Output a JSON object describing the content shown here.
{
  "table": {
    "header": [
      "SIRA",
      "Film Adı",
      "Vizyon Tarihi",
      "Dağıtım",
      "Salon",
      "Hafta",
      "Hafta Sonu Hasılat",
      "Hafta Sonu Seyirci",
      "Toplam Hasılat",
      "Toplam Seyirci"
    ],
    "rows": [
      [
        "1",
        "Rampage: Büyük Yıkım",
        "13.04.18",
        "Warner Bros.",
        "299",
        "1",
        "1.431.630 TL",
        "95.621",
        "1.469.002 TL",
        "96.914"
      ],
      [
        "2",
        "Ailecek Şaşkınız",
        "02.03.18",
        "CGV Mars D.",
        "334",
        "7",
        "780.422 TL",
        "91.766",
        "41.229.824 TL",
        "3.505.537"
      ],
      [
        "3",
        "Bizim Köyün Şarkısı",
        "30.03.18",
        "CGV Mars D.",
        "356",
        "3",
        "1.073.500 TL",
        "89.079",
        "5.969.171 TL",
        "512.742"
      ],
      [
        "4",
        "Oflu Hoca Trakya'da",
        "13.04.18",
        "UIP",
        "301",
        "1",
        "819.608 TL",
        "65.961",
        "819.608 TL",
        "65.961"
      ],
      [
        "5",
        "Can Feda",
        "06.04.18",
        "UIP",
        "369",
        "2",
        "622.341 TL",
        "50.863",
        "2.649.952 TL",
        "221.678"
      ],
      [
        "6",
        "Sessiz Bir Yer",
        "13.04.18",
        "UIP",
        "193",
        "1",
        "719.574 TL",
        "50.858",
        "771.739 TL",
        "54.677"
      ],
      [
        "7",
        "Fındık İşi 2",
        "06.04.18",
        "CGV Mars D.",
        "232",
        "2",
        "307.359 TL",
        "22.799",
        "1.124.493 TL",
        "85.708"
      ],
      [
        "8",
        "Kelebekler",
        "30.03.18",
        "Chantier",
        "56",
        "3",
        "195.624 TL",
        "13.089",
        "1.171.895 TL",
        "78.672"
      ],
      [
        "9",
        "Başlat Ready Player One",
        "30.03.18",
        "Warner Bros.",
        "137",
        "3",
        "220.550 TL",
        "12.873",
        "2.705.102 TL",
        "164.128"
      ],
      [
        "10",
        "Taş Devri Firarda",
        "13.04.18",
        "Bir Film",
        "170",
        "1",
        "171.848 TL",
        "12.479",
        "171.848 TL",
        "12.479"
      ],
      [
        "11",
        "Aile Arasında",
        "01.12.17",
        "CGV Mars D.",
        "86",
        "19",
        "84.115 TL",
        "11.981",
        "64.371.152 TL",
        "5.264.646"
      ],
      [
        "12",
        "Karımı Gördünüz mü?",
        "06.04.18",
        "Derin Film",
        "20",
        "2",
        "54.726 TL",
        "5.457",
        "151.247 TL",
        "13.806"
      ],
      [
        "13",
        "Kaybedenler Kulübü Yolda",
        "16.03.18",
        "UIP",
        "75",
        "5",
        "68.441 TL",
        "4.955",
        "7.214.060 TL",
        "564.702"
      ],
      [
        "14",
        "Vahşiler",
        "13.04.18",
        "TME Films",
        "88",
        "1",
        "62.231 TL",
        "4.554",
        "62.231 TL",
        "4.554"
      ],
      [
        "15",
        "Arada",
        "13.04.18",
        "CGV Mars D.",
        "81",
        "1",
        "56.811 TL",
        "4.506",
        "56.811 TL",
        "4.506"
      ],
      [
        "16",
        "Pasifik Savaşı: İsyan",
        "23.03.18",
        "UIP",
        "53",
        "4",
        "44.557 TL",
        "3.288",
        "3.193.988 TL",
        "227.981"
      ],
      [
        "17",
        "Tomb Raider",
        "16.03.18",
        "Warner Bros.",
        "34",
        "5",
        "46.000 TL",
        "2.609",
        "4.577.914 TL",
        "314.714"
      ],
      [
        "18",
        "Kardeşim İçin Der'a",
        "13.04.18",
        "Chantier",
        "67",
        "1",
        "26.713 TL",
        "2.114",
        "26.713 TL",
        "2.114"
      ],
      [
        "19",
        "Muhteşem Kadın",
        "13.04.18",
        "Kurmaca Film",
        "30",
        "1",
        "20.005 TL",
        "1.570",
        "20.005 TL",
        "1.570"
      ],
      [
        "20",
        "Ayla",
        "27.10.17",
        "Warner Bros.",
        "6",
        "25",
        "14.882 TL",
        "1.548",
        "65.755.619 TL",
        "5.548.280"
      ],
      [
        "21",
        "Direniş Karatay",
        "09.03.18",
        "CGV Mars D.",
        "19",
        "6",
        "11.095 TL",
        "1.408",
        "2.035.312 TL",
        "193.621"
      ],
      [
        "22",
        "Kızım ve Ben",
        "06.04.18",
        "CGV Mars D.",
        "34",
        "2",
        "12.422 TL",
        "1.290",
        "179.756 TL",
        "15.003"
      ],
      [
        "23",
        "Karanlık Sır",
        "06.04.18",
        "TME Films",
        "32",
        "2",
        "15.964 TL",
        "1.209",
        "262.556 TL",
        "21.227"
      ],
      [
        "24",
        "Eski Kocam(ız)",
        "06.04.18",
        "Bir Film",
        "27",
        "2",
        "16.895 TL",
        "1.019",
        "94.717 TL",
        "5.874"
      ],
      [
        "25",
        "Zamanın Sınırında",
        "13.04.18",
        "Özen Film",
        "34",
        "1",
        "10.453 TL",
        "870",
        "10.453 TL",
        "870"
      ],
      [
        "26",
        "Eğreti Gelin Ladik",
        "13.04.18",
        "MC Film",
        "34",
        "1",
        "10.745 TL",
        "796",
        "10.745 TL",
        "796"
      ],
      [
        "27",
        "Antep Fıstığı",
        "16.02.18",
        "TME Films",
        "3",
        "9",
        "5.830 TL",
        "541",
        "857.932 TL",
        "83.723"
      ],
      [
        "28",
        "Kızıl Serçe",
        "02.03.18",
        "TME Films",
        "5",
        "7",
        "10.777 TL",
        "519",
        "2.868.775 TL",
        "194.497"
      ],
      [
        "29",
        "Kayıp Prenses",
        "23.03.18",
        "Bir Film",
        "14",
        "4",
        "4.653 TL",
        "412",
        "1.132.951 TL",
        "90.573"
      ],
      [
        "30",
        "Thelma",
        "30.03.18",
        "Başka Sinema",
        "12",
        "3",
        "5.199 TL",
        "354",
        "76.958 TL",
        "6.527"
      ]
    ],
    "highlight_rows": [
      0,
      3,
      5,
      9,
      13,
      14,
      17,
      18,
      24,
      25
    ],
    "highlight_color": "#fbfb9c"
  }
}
_ _ _ _
Directions — Repeat the data verbatim.

Result for this task —
Output a JSON object describing the content shown here.
{
  "table": {
    "header": [
      "SIRA",
      "Film Adı",
      "Vizyon Tarihi",
      "Dağıtım",
      "Salon",
      "Hafta",
      "Hafta Sonu Hasılat",
      "Hafta Sonu Seyirci",
      "Toplam Hasılat",
      "Toplam Seyirci"
    ],
    "rows": [
      [
        "1",
        "Rampage: Büyük Yıkım",
        "13.04.18",
        "Warner Bros.",
        "299",
        "1",
        "1.431.630 TL",
        "95.621",
        "1.469.002 TL",
        "96.914"
      ],
      [
        "2",
        "Ailecek Şaşkınız",
        "02.03.18",
        "CGV Mars D.",
        "334",
        "7",
        "780.422 TL",
        "91.766",
        "41.229.824 TL",
        "3.505.537"
      ],
      [
        "3",
        "Bizim Köyün Şarkısı",
        "30.03.18",
        "CGV Mars D.",
        "356",
        "3",
        "1.073.500 TL",
        "89.079",
        "5.969.171 TL",
        "512.742"
      ],
      [
        "4",
        "Oflu Hoca Trakya'da",
        "13.04.18",
        "UIP",
        "301",
        "1",
        "819.608 TL",
        "65.961",
        "819.608 TL",
        "65.961"
      ],
      [
        "5",
        "Can Feda",
        "06.04.18",
        "UIP",
        "369",
        "2",
        "622.341 TL",
        "50.863",
        "2.649.952 TL",
        "221.678"
      ],
      [
        "6",
        "Sessiz Bir Yer",
        "13.04.18",
        "UIP",
        "193",
        "1",
        "719.574 TL",
        "50.858",
        "771.739 TL",
        "54.677"
      ],
      [
        "7",
        "Fındık İşi 2",
        "06.04.18",
        "CGV Mars D.",
        "232",
        "2",
        "307.359 TL",
        "22.799",
        "1.124.493 TL",
        "85.708"
      ],
      [
        "8",
        "Kelebekler",
        "30.03.18",
        "Chantier",
        "56",
        "3",
        "195.624 TL",
        "13.089",
        "1.171.895 TL",
        "78.672"
      ],
      [
        "9",
        "Başlat Ready Player One",
        "30.03.18",
        "Warner Bros.",
        "137",
        "3",
        "220.550 TL",
        "12.873",
        "2.705.102 TL",
        "164.128"
      ],
      [
        "10",
        "Taş Devri Firarda",
        "13.04.18",
        "Bir Film",
        "170",
        "1",
        "171.848 TL",
        "12.479",
        "171.848 TL",
        "12.479"
      ],
      [
        "11",
        "Aile Arasında",
        "01.12.17",
        "CGV Mars D.",
        "86",
        "19",
        "84.115 TL",
        "11.981",
        "64.371.152 TL",
        "5.264.646"
      ],
      [
        "12",
        "Karımı Gördünüz mü?",
        "06.04.18",
        "Derin Film",
        "20",
        "2",
        "54.726 TL",
        "5.457",
        "151.247 TL",
        "13.806"
      ],
      [
        "13",
        "Kaybedenler Kulübü Yolda",
        "16.03.18",
        "UIP",
        "75",
        "5",
        "68.441 TL",
        "4.955",
        "7.214.060 TL",
        "564.702"
      ],
      [
        "14",
        "Vahşiler",
        "13.04.18",
        "TME Films",
        "88",
        "1",
        "62.231 TL",
        "4.554",
        "62.231 TL",
        "4.554"
      ],
      [
        "15",
        "Arada",
        "13.04.18",
        "CGV Mars D.",
        "81",
        "1",
        "56.811 TL",
        "4.506",
        "56.811 TL",
        "4.506"
      ],
      [
        "16",
        "Pasifik Savaşı: İsyan",
        "23.03.18",
        "UIP",
        "53",
        "4",
        "44.557 TL",
        "3.288",
        "3.193.988 TL",
        "227.981"
      ],
      [
        "17",
        "Tomb Raider",
        "16.03.18",
        "Warner Bros.",
        "34",
        "5",
        "46.000 TL",
        "2.609",
        "4.577.914 TL",
        "314.714"
      ],
      [
        "18",
        "Kardeşim İçin Der'a",
        "13.04.18",
        "Chantier",
        "67",
        "1",
        "26.713 TL",
        "2.114",
        "26.713 TL",
        "2.114"
      ],
      [
        "19",
        "Muhteşem Kadın",
        "13.04.18",
        "Kurmaca Film",
        "30",
        "1",
        "20.005 TL",
        "1.570",
        "20.005 TL",
        "1.570"
      ],
      [
        "20",
        "Ayla",
        "27.10.17",
        "Warner Bros.",
        "6",
        "25",
        "14.882 TL",
        "1.548",
        "65.755.619 TL",
        "5.548.280"
      ],
      [
        "21",
        "Direniş Karatay",
        "09.03.18",
        "CGV Mars D.",
        "19",
        "6",
        "11.095 TL",
        "1.408",
        "2.035.312 TL",
        "193.621"
      ],
      [
        "22",
        "Kızım ve Ben",
        "06.04.18",
        "CGV Mars D.",
        "34",
        "2",
        "12.422 TL",
        "1.290",
        "179.756 TL",
        "15.003"
      ],
      [
        "23",
        "Karanlık Sır",
        "06.04.18",
        "TME Films",
        "32",
        "2",
        "15.964 TL",
        "1.209",
        "262.556 TL",
        "21.227"
      ],
      [
        "24",
        "Eski Kocam(ız)",
        "06.04.18",
        "Bir Film",
        "27",
        "2",
        "16.895 TL",
        "1.019",
        "94.717 TL",
        "5.874"
      ],
      [
        "25",
        "Zamanın Sınırında",
        "13.04.18",
        "Özen Film",
        "34",
        "1",
        "10.453 TL",
        "870",
        "10.453 TL",
        "870"
      ],
      [
        "26",
        "Eğreti Gelin Ladik",
        "13.04.18",
        "MC Film",
        "34",
        "1",
        "10.745 TL",
        "796",
        "10.745 TL",
        "796"
      ],
      [
        "27",
        "Antep Fıstığı",
        "16.02.18",
        "TME Films",
        "3",
        "9",
        "5.830 TL",
        "541",
        "857.932 TL",
        "83.723"
      ],
      [
        "28",
        "Kızıl Serçe",
        "02.03.18",
        "TME Films",
        "5",
        "7",
        "10.777 TL",
        "519",
        "2.868.775 TL",
        "194.497"
      ],
      [
        "29",
        "Kayıp Prenses",
        "23.03.18",
        "Bir Film",
        "14",
        "4",
        "4.653 TL",
        "412",
        "1.132.951 TL",
        "90.573"
      ],
      [
        "30",
        "Thelma",
        "30.03.18",
        "Başka Sinema",
        "12",
        "3",
        "5.199 TL",
        "354",
        "76.958 TL",
        "6.527"
      ]
    ],
    "highlight_rows": [
      0,
      3,
      5,
      9,
      13,
      14,
      17,
      18,
      24,
      25
    ],
    "highlight_color": "#fbfb9c"
  }
}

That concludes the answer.